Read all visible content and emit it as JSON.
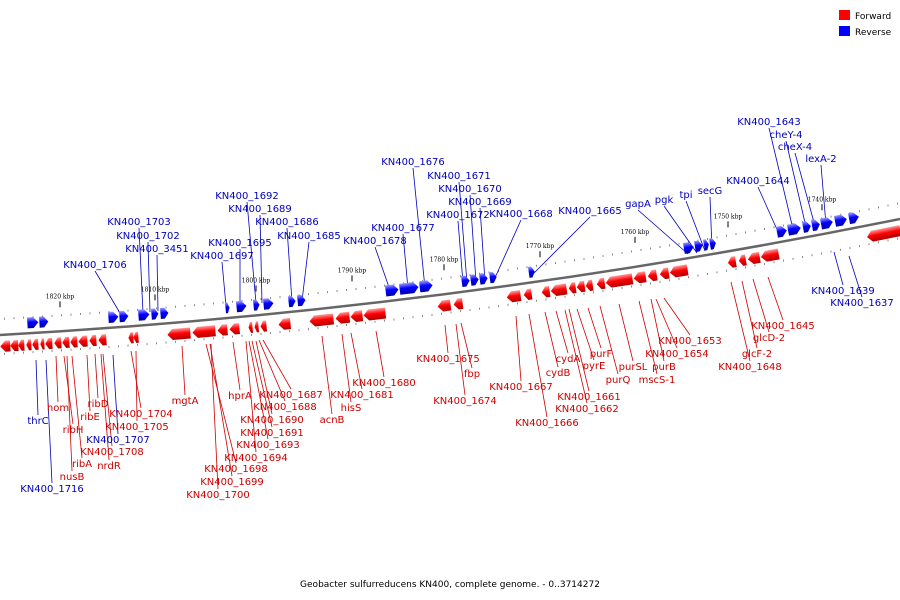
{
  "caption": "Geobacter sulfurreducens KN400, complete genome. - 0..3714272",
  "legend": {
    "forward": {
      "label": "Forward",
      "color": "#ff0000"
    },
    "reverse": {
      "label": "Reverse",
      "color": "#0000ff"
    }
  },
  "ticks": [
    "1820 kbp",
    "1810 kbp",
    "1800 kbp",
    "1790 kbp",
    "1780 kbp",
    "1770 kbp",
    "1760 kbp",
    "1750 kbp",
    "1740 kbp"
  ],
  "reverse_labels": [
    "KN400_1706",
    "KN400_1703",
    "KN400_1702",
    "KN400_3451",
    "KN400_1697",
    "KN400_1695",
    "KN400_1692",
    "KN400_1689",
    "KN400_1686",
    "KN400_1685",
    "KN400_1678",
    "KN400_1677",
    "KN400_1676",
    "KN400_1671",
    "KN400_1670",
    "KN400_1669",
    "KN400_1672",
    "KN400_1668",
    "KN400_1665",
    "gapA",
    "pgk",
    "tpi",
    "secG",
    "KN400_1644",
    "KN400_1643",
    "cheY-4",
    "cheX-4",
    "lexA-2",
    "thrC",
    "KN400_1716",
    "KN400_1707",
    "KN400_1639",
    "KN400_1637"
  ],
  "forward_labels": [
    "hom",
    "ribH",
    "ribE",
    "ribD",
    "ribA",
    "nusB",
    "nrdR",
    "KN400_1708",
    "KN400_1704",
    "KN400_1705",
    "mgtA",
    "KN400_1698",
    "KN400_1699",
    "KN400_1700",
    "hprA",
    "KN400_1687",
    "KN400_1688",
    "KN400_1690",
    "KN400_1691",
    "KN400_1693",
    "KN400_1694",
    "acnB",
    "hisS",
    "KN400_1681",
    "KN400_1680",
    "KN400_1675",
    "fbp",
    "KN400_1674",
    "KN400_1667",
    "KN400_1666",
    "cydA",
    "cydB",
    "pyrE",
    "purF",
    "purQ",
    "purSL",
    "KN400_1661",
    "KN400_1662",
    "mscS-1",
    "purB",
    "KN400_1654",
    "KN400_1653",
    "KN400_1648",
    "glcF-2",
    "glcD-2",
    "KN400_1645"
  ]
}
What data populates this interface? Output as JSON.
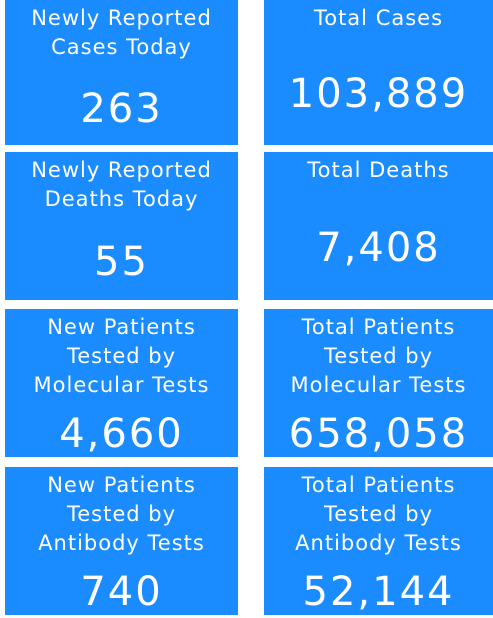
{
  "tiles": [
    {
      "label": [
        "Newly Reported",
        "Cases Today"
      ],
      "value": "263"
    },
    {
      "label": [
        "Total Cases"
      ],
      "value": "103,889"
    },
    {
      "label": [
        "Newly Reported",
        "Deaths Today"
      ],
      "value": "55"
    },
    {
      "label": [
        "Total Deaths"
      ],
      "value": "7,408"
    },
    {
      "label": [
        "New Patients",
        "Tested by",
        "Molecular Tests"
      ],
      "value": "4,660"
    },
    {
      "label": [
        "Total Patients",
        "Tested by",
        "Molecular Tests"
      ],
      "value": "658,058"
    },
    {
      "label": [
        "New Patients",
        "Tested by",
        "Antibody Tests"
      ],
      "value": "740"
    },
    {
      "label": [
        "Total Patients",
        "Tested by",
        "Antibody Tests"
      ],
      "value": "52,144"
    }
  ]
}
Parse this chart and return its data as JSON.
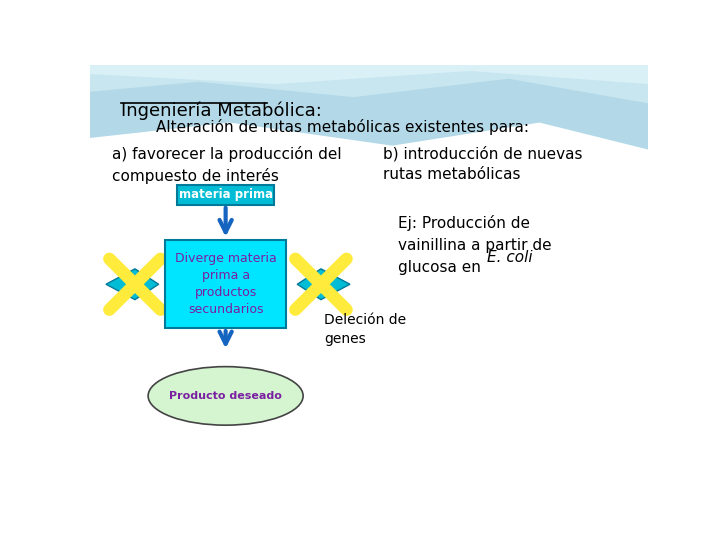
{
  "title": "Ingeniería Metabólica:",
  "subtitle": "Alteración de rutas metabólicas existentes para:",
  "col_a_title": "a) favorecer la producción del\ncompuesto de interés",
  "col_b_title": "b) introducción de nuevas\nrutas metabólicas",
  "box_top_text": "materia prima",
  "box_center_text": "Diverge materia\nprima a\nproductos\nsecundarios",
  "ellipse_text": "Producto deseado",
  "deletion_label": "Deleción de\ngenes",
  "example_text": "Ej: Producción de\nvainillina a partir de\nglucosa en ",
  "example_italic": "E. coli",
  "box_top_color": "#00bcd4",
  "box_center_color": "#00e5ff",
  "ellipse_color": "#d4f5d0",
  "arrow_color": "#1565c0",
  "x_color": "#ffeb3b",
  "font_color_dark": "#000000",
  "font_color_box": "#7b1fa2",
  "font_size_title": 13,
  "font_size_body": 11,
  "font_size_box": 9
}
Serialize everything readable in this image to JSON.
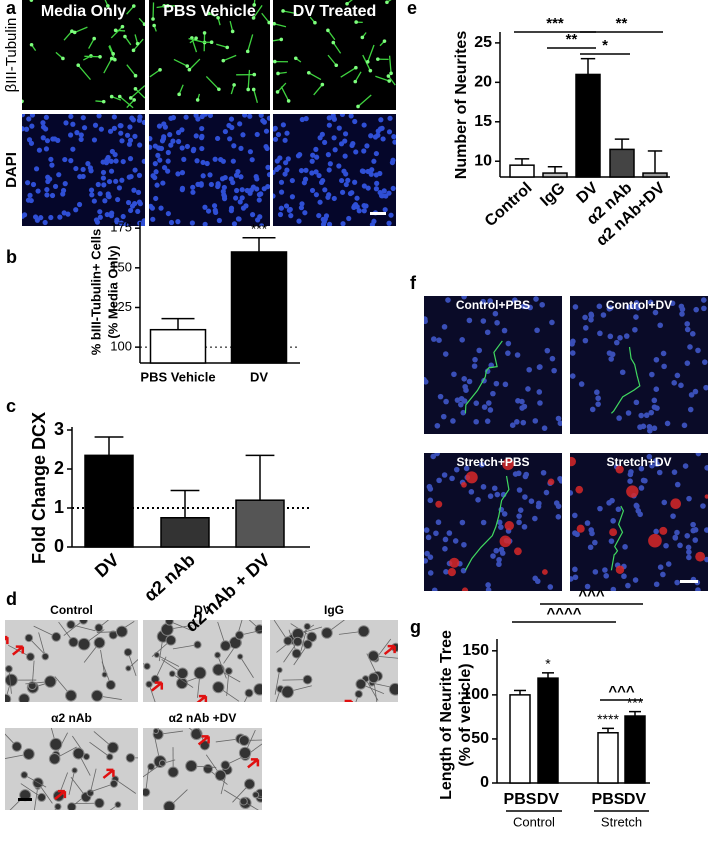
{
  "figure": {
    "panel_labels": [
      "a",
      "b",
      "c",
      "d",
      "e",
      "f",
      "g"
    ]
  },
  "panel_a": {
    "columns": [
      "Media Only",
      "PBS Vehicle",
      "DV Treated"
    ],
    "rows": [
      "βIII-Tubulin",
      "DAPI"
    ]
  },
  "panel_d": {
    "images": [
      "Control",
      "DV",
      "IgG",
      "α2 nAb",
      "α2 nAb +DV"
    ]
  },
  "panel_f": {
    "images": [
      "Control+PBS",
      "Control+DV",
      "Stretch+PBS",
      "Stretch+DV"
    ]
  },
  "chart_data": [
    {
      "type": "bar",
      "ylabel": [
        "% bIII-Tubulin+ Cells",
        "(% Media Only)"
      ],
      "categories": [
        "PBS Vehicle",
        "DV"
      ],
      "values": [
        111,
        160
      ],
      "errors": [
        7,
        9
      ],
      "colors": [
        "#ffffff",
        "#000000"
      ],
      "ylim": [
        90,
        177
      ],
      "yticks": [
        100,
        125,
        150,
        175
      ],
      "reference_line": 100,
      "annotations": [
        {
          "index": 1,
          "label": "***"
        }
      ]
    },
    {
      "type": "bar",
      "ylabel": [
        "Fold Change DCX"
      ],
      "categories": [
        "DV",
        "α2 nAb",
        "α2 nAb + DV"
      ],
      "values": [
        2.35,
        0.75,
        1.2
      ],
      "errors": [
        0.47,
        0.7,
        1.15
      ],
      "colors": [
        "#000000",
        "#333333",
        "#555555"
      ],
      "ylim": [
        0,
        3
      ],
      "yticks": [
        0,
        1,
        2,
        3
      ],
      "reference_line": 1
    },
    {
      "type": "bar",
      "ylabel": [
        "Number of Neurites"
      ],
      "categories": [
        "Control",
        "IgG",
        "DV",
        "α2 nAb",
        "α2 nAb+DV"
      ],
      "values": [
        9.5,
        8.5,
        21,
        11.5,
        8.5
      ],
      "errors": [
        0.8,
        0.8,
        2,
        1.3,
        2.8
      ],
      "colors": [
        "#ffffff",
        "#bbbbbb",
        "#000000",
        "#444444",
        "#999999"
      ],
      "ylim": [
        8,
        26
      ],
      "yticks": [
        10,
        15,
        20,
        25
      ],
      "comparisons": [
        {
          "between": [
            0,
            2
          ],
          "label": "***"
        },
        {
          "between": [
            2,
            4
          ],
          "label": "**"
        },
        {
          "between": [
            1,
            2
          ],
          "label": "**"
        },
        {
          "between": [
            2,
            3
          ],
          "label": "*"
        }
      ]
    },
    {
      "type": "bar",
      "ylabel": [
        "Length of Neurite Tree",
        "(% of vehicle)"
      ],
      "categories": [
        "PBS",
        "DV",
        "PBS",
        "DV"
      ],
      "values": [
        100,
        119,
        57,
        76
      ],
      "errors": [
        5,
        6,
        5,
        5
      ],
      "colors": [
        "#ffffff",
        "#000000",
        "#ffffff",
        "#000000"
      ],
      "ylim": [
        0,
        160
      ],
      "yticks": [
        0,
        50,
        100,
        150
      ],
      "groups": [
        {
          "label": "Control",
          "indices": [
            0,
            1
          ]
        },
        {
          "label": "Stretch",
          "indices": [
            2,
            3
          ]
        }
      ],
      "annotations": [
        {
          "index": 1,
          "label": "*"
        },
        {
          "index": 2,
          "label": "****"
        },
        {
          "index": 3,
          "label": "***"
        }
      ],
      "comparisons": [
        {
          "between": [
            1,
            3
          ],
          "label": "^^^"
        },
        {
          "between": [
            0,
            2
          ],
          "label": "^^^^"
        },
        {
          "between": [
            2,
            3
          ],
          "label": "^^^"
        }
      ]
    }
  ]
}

※ ※ ※

● **Directions for this task**: Copy every line above word for word and exclude the pictures.

● **Reply to the task**:
Read all visible content and emit it as JSON.
{
  "caption": "Geobacter sulfurreducens KN400, complete genome. - 0..3714272",
  "legend": {
    "forward": {
      "label": "Forward",
      "color": "#ff0000"
    },
    "reverse": {
      "label": "Reverse",
      "color": "#0000ff"
    }
  },
  "ticks": [
    "1820 kbp",
    "1810 kbp",
    "1800 kbp",
    "1790 kbp",
    "1780 kbp",
    "1770 kbp",
    "1760 kbp",
    "1750 kbp",
    "1740 kbp"
  ],
  "reverse_labels": [
    "KN400_1706",
    "KN400_1703",
    "KN400_1702",
    "KN400_3451",
    "KN400_1697",
    "KN400_1695",
    "KN400_1692",
    "KN400_1689",
    "KN400_1686",
    "KN400_1685",
    "KN400_1678",
    "KN400_1677",
    "KN400_1676",
    "KN400_1671",
    "KN400_1670",
    "KN400_1669",
    "KN400_1672",
    "KN400_1668",
    "KN400_1665",
    "gapA",
    "pgk",
    "tpi",
    "secG",
    "KN400_1644",
    "KN400_1643",
    "cheY-4",
    "cheX-4",
    "lexA-2",
    "thrC",
    "KN400_1716",
    "KN400_1707",
    "KN400_1639",
    "KN400_1637"
  ],
  "forward_labels": [
    "hom",
    "ribH",
    "ribE",
    "ribD",
    "ribA",
    "nusB",
    "nrdR",
    "KN400_1708",
    "KN400_1704",
    "KN400_1705",
    "mgtA",
    "KN400_1698",
    "KN400_1699",
    "KN400_1700",
    "hprA",
    "KN400_1687",
    "KN400_1688",
    "KN400_1690",
    "KN400_1691",
    "KN400_1693",
    "KN400_1694",
    "acnB",
    "hisS",
    "KN400_1681",
    "KN400_1680",
    "KN400_1675",
    "fbp",
    "KN400_1674",
    "KN400_1667",
    "KN400_1666",
    "cydA",
    "cydB",
    "pyrE",
    "purF",
    "purQ",
    "purSL",
    "KN400_1661",
    "KN400_1662",
    "mscS-1",
    "purB",
    "KN400_1654",
    "KN400_1653",
    "KN400_1648",
    "glcF-2",
    "glcD-2",
    "KN400_1645"
  ]
}
What data populates this interface? Output as JSON.
{
  "tiles": [
    {
      "label": [
        "Newly Reported",
        "Cases Today"
      ],
      "value": "263"
    },
    {
      "label": [
        "Total Cases"
      ],
      "value": "103,889"
    },
    {
      "label": [
        "Newly Reported",
        "Deaths Today"
      ],
      "value": "55"
    },
    {
      "label": [
        "Total Deaths"
      ],
      "value": "7,408"
    },
    {
      "label": [
        "New Patients",
        "Tested by",
        "Molecular Tests"
      ],
      "value": "4,660"
    },
    {
      "label": [
        "Total Patients",
        "Tested by",
        "Molecular Tests"
      ],
      "value": "658,058"
    },
    {
      "label": [
        "New Patients",
        "Tested by",
        "Antibody Tests"
      ],
      "value": "740"
    },
    {
      "label": [
        "Total Patients",
        "Tested by",
        "Antibody Tests"
      ],
      "value": "52,144"
    }
  ]
}
Parse this chart and return its data as JSON.
{
  "title": "Ingeniería Metabólica:",
  "subtitle": "Alteración de rutas metabólicas existentes para:",
  "col_a_title": "a) favorecer la producción del\ncompuesto de interés",
  "col_b_title": "b) introducción de nuevas\nrutas metabólicas",
  "box_top_text": "materia prima",
  "box_center_text": "Diverge materia\nprima a\nproductos\nsecundarios",
  "ellipse_text": "Producto deseado",
  "deletion_label": "Deleción de\ngenes",
  "example_text": "Ej: Producción de\nvainillina a partir de\nglucosa en ",
  "example_italic": "E. coli",
  "box_top_color": "#00bcd4",
  "box_center_color": "#00e5ff",
  "ellipse_color": "#d4f5d0",
  "arrow_color": "#1565c0",
  "x_color": "#ffeb3b",
  "font_color_dark": "#000000",
  "font_color_box": "#7b1fa2",
  "font_size_title": 13,
  "font_size_body": 11,
  "font_size_box": 9
}
Serialize everything readable in this image to JSON.
{
  "figure": {
    "panel_labels": [
      "a",
      "b",
      "c",
      "d",
      "e",
      "f",
      "g"
    ]
  },
  "panel_a": {
    "columns": [
      "Media Only",
      "PBS Vehicle",
      "DV Treated"
    ],
    "rows": [
      "βIII-Tubulin",
      "DAPI"
    ]
  },
  "panel_d": {
    "images": [
      "Control",
      "DV",
      "IgG",
      "α2 nAb",
      "α2 nAb +DV"
    ]
  },
  "panel_f": {
    "images": [
      "Control+PBS",
      "Control+DV",
      "Stretch+PBS",
      "Stretch+DV"
    ]
  },
  "chart_data": [
    {
      "type": "bar",
      "ylabel": [
        "% bIII-Tubulin+ Cells",
        "(% Media Only)"
      ],
      "categories": [
        "PBS Vehicle",
        "DV"
      ],
      "values": [
        111,
        160
      ],
      "errors": [
        7,
        9
      ],
      "colors": [
        "#ffffff",
        "#000000"
      ],
      "ylim": [
        90,
        177
      ],
      "yticks": [
        100,
        125,
        150,
        175
      ],
      "reference_line": 100,
      "annotations": [
        {
          "index": 1,
          "label": "***"
        }
      ]
    },
    {
      "type": "bar",
      "ylabel": [
        "Fold Change DCX"
      ],
      "categories": [
        "DV",
        "α2 nAb",
        "α2 nAb + DV"
      ],
      "values": [
        2.35,
        0.75,
        1.2
      ],
      "errors": [
        0.47,
        0.7,
        1.15
      ],
      "colors": [
        "#000000",
        "#333333",
        "#555555"
      ],
      "ylim": [
        0,
        3
      ],
      "yticks": [
        0,
        1,
        2,
        3
      ],
      "reference_line": 1
    },
    {
      "type": "bar",
      "ylabel": [
        "Number of Neurites"
      ],
      "categories": [
        "Control",
        "IgG",
        "DV",
        "α2 nAb",
        "α2 nAb+DV"
      ],
      "values": [
        9.5,
        8.5,
        21,
        11.5,
        8.5
      ],
      "errors": [
        0.8,
        0.8,
        2,
        1.3,
        2.8
      ],
      "colors": [
        "#ffffff",
        "#bbbbbb",
        "#000000",
        "#444444",
        "#999999"
      ],
      "ylim": [
        8,
        26
      ],
      "yticks": [
        10,
        15,
        20,
        25
      ],
      "comparisons": [
        {
          "between": [
            0,
            2
          ],
          "label": "***"
        },
        {
          "between": [
            2,
            4
          ],
          "label": "**"
        },
        {
          "between": [
            1,
            2
          ],
          "label": "**"
        },
        {
          "between": [
            2,
            3
          ],
          "label": "*"
        }
      ]
    },
    {
      "type": "bar",
      "ylabel": [
        "Length of Neurite Tree",
        "(% of vehicle)"
      ],
      "categories": [
        "PBS",
        "DV",
        "PBS",
        "DV"
      ],
      "values": [
        100,
        119,
        57,
        76
      ],
      "errors": [
        5,
        6,
        5,
        5
      ],
      "colors": [
        "#ffffff",
        "#000000",
        "#ffffff",
        "#000000"
      ],
      "ylim": [
        0,
        160
      ],
      "yticks": [
        0,
        50,
        100,
        150
      ],
      "groups": [
        {
          "label": "Control",
          "indices": [
            0,
            1
          ]
        },
        {
          "label": "Stretch",
          "indices": [
            2,
            3
          ]
        }
      ],
      "annotations": [
        {
          "index": 1,
          "label": "*"
        },
        {
          "index": 2,
          "label": "****"
        },
        {
          "index": 3,
          "label": "***"
        }
      ],
      "comparisons": [
        {
          "between": [
            1,
            3
          ],
          "label": "^^^"
        },
        {
          "between": [
            0,
            2
          ],
          "label": "^^^^"
        },
        {
          "between": [
            2,
            3
          ],
          "label": "^^^"
        }
      ]
    }
  ]
}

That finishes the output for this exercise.